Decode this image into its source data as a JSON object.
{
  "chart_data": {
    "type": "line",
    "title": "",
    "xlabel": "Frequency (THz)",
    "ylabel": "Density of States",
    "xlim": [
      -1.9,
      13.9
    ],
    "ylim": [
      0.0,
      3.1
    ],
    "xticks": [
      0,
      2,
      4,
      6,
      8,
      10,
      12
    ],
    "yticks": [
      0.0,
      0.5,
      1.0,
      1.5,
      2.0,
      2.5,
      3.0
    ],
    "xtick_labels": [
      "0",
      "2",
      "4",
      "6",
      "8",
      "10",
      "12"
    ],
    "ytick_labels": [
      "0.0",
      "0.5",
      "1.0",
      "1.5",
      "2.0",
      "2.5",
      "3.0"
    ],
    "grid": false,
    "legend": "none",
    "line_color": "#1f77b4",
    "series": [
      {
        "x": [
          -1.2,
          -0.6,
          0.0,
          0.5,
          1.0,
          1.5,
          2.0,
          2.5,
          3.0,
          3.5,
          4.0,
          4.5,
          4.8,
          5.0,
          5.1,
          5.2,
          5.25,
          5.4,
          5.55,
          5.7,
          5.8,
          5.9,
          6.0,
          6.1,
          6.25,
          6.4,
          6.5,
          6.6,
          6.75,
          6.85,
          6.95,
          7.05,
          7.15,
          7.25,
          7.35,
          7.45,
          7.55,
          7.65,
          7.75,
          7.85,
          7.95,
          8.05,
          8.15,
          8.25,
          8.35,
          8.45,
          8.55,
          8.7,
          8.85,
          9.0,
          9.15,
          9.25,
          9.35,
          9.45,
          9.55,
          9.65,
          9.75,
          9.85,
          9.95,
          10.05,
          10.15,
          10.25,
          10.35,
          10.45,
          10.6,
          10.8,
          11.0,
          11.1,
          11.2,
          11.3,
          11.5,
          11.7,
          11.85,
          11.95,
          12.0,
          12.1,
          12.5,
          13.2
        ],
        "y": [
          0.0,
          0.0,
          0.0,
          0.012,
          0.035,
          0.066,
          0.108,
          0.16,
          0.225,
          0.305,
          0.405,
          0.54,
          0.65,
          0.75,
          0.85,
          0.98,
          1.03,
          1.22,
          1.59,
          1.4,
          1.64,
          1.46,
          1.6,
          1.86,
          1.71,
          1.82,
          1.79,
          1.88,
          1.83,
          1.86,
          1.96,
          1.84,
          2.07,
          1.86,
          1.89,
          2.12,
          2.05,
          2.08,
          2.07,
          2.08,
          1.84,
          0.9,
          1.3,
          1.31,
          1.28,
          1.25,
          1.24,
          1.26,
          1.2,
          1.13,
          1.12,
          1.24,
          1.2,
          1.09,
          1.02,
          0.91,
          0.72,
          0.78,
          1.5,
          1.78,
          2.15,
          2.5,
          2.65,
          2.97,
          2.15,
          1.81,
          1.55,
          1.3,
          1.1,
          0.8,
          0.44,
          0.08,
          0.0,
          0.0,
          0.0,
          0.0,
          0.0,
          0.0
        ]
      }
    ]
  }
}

=== Task prompt ===
Quote all the records exactly, please, leaving none out.

=== Solution for this task ===
Decode this image into its source data as a JSON object.
{
  "chart_data": {
    "type": "line",
    "title": "",
    "xlabel": "Frequency (THz)",
    "ylabel": "Density of States",
    "xlim": [
      -1.9,
      13.9
    ],
    "ylim": [
      0.0,
      3.1
    ],
    "xticks": [
      0,
      2,
      4,
      6,
      8,
      10,
      12
    ],
    "yticks": [
      0.0,
      0.5,
      1.0,
      1.5,
      2.0,
      2.5,
      3.0
    ],
    "xtick_labels": [
      "0",
      "2",
      "4",
      "6",
      "8",
      "10",
      "12"
    ],
    "ytick_labels": [
      "0.0",
      "0.5",
      "1.0",
      "1.5",
      "2.0",
      "2.5",
      "3.0"
    ],
    "grid": false,
    "legend": "none",
    "line_color": "#1f77b4",
    "series": [
      {
        "x": [
          -1.2,
          -0.6,
          0.0,
          0.5,
          1.0,
          1.5,
          2.0,
          2.5,
          3.0,
          3.5,
          4.0,
          4.5,
          4.8,
          5.0,
          5.1,
          5.2,
          5.25,
          5.4,
          5.55,
          5.7,
          5.8,
          5.9,
          6.0,
          6.1,
          6.25,
          6.4,
          6.5,
          6.6,
          6.75,
          6.85,
          6.95,
          7.05,
          7.15,
          7.25,
          7.35,
          7.45,
          7.55,
          7.65,
          7.75,
          7.85,
          7.95,
          8.05,
          8.15,
          8.25,
          8.35,
          8.45,
          8.55,
          8.7,
          8.85,
          9.0,
          9.15,
          9.25,
          9.35,
          9.45,
          9.55,
          9.65,
          9.75,
          9.85,
          9.95,
          10.05,
          10.15,
          10.25,
          10.35,
          10.45,
          10.6,
          10.8,
          11.0,
          11.1,
          11.2,
          11.3,
          11.5,
          11.7,
          11.85,
          11.95,
          12.0,
          12.1,
          12.5,
          13.2
        ],
        "y": [
          0.0,
          0.0,
          0.0,
          0.012,
          0.035,
          0.066,
          0.108,
          0.16,
          0.225,
          0.305,
          0.405,
          0.54,
          0.65,
          0.75,
          0.85,
          0.98,
          1.03,
          1.22,
          1.59,
          1.4,
          1.64,
          1.46,
          1.6,
          1.86,
          1.71,
          1.82,
          1.79,
          1.88,
          1.83,
          1.86,
          1.96,
          1.84,
          2.07,
          1.86,
          1.89,
          2.12,
          2.05,
          2.08,
          2.07,
          2.08,
          1.84,
          0.9,
          1.3,
          1.31,
          1.28,
          1.25,
          1.24,
          1.26,
          1.2,
          1.13,
          1.12,
          1.24,
          1.2,
          1.09,
          1.02,
          0.91,
          0.72,
          0.78,
          1.5,
          1.78,
          2.15,
          2.5,
          2.65,
          2.97,
          2.15,
          1.81,
          1.55,
          1.3,
          1.1,
          0.8,
          0.44,
          0.08,
          0.0,
          0.0,
          0.0,
          0.0,
          0.0,
          0.0
        ]
      }
    ]
  }
}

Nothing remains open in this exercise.